■ GOAL: The listing below is to be output in its exact form.
[begin INFORMATION PROVIDED]
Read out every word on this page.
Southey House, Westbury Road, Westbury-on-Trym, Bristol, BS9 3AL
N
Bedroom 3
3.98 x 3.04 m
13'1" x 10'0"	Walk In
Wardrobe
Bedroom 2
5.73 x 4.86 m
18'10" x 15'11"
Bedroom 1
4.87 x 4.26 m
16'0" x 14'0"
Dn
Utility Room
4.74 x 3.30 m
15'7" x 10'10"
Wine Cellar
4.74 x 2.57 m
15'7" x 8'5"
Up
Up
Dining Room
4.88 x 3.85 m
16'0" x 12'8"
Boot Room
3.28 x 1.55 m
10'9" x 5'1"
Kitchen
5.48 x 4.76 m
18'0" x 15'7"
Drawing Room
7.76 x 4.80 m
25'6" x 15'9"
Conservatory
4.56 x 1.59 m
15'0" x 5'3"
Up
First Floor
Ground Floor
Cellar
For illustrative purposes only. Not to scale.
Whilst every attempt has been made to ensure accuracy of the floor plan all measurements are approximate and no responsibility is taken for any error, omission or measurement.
[end INFORMATION PROVIDED]
■ SOLUTION TO THIS TASK:
Read out every word on this page.
Southey House, Westbury Road, Westbury-on-Trym, Bristol, BS9 3AL
N
Bedroom 3
3.98 x 3.04 m
13'1" x 10'0"	Walk In
Wardrobe
Bedroom 2
5.73 x 4.86 m
18'10" x 15'11"
Bedroom 1
4.87 x 4.26 m
16'0" x 14'0"
Dn
Utility Room
4.74 x 3.30 m
15'7" x 10'10"
Wine Cellar
4.74 x 2.57 m
15'7" x 8'5"
Up
Up
Dining Room
4.88 x 3.85 m
16'0" x 12'8"
Boot Room
3.28 x 1.55 m
10'9" x 5'1"
Kitchen
5.48 x 4.76 m
18'0" x 15'7"
Drawing Room
7.76 x 4.80 m
25'6" x 15'9"
Conservatory
4.56 x 1.59 m
15'0" x 5'3"
Up
First Floor
Ground Floor
Cellar
For illustrative purposes only. Not to scale.
Whilst every attempt has been made to ensure accuracy of the floor plan all measurements are approximate and no responsibility is taken for any error, omission or measurement.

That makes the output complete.